▸ Material supplied
▬▬▬▬▬▬▬▬▬▬

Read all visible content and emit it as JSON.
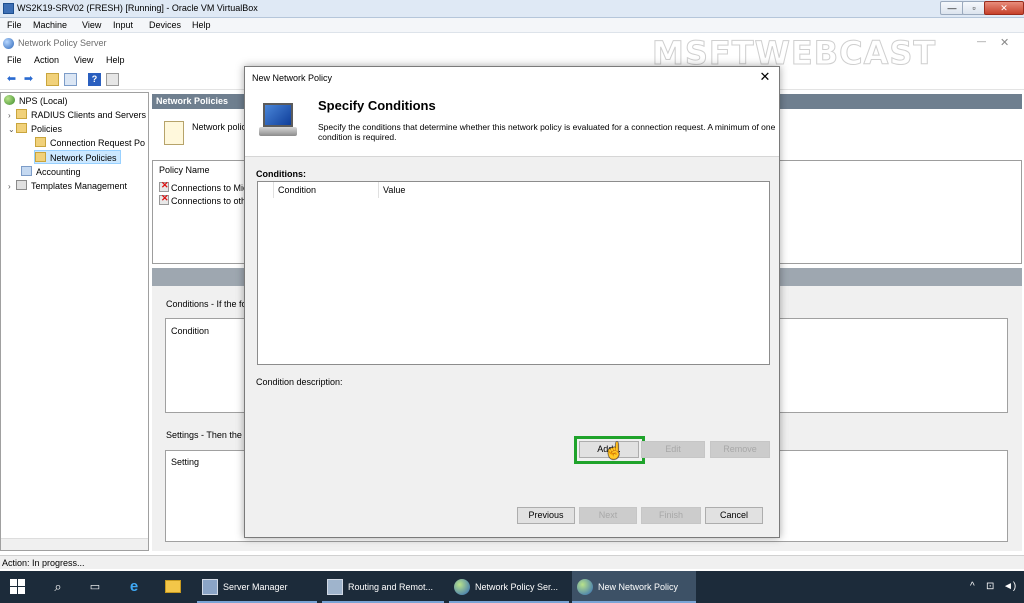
{
  "vbox": {
    "title": "WS2K19-SRV02 (FRESH) [Running] - Oracle VM VirtualBox",
    "menu": [
      "File",
      "Machine",
      "View",
      "Input",
      "Devices",
      "Help"
    ],
    "min_glyph": "—",
    "max_glyph": "▫",
    "close_glyph": "✕"
  },
  "nps": {
    "title": "Network Policy Server",
    "menu": [
      "File",
      "Action",
      "View",
      "Help"
    ],
    "min_glyph": "—",
    "close_glyph": "✕",
    "tree": {
      "root": "NPS (Local)",
      "radius": "RADIUS Clients and Servers",
      "policies": "Policies",
      "conn_request": "Connection Request Po",
      "network_policies": "Network Policies",
      "accounting": "Accounting",
      "templates": "Templates Management"
    },
    "right_header": "Network Policies",
    "intro_text": "Network polici",
    "policy_name_header": "Policy Name",
    "policy_rows": [
      "Connections to Micr",
      "Connections to othe"
    ],
    "conditions_label": "Conditions - If the folli",
    "condition_col": "Condition",
    "settings_label": "Settings - Then the fo",
    "setting_col": "Setting",
    "status": "Action:  In progress..."
  },
  "watermark": "MSFTWEBCAST",
  "dialog": {
    "title": "New Network Policy",
    "close": "✕",
    "heading": "Specify Conditions",
    "description": "Specify the conditions that determine whether this network policy is evaluated for a connection request. A minimum of one condition is required.",
    "conditions_label": "Conditions:",
    "col_condition": "Condition",
    "col_value": "Value",
    "condition_description_label": "Condition description:",
    "add": "Add...",
    "edit": "Edit",
    "remove": "Remove",
    "previous": "Previous",
    "next": "Next",
    "finish": "Finish",
    "cancel": "Cancel"
  },
  "taskbar": {
    "apps": [
      "Server Manager",
      "Routing and Remot...",
      "Network Policy Ser...",
      "New Network Policy"
    ],
    "tray": {
      "chevron": "^",
      "network": "⊡",
      "volume": "◄)"
    }
  }
}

▬▬▬▬▬▬▬▬▬▬

▸ Exercise prompt
Transcribe the material exactly, keeping every word and none of the pictures.

▸ Response
Read all visible content and emit it as JSON.
{
  "vbox": {
    "title": "WS2K19-SRV02 (FRESH) [Running] - Oracle VM VirtualBox",
    "menu": [
      "File",
      "Machine",
      "View",
      "Input",
      "Devices",
      "Help"
    ],
    "min_glyph": "—",
    "max_glyph": "▫",
    "close_glyph": "✕"
  },
  "nps": {
    "title": "Network Policy Server",
    "menu": [
      "File",
      "Action",
      "View",
      "Help"
    ],
    "min_glyph": "—",
    "close_glyph": "✕",
    "tree": {
      "root": "NPS (Local)",
      "radius": "RADIUS Clients and Servers",
      "policies": "Policies",
      "conn_request": "Connection Request Po",
      "network_policies": "Network Policies",
      "accounting": "Accounting",
      "templates": "Templates Management"
    },
    "right_header": "Network Policies",
    "intro_text": "Network polici",
    "policy_name_header": "Policy Name",
    "policy_rows": [
      "Connections to Micr",
      "Connections to othe"
    ],
    "conditions_label": "Conditions - If the folli",
    "condition_col": "Condition",
    "settings_label": "Settings - Then the fo",
    "setting_col": "Setting",
    "status": "Action:  In progress..."
  },
  "watermark": "MSFTWEBCAST",
  "dialog": {
    "title": "New Network Policy",
    "close": "✕",
    "heading": "Specify Conditions",
    "description": "Specify the conditions that determine whether this network policy is evaluated for a connection request. A minimum of one condition is required.",
    "conditions_label": "Conditions:",
    "col_condition": "Condition",
    "col_value": "Value",
    "condition_description_label": "Condition description:",
    "add": "Add...",
    "edit": "Edit",
    "remove": "Remove",
    "previous": "Previous",
    "next": "Next",
    "finish": "Finish",
    "cancel": "Cancel"
  },
  "taskbar": {
    "apps": [
      "Server Manager",
      "Routing and Remot...",
      "Network Policy Ser...",
      "New Network Policy"
    ],
    "tray": {
      "chevron": "^",
      "network": "⊡",
      "volume": "◄)"
    }
  }
}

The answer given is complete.